Stated exercise ->
Exclude the pictures and return every line exactly as written.

* * * *

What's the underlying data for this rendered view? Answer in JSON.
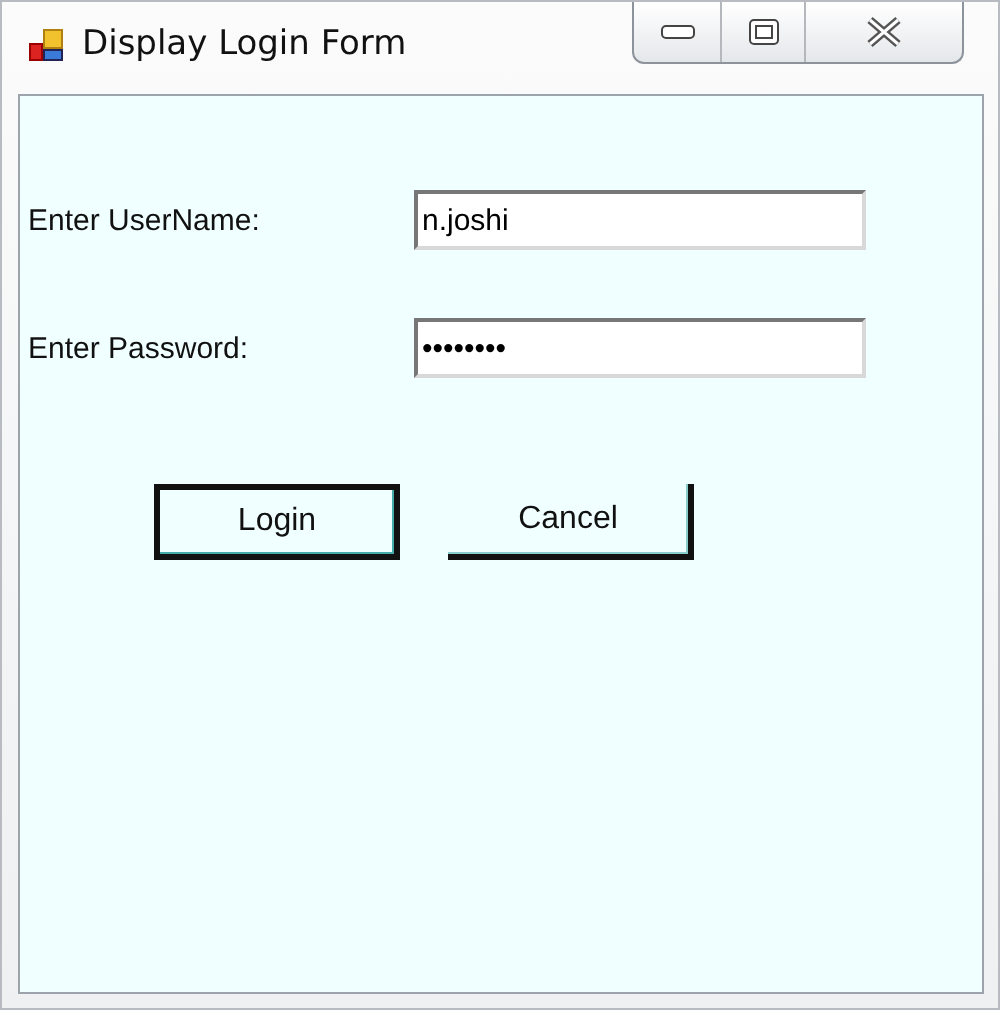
{
  "window": {
    "title": "Display Login Form"
  },
  "fields": [
    {
      "label": "Enter UserName:",
      "value": "n.joshi"
    },
    {
      "label": "Enter Password:",
      "value": "••••••••"
    }
  ],
  "buttons": [
    {
      "label": "Login",
      "selected": true
    },
    {
      "label": "Cancel",
      "selected": false
    }
  ]
}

* * * *

Expected output ->
What's the underlying data for this rendered view? Answer in JSON.
{
  "window": {
    "title": "Display Login Form"
  },
  "fields": [
    {
      "label": "Enter UserName:",
      "value": "n.joshi"
    },
    {
      "label": "Enter Password:",
      "value": "••••••••"
    }
  ],
  "buttons": [
    {
      "label": "Login",
      "selected": true
    },
    {
      "label": "Cancel",
      "selected": false
    }
  ]
}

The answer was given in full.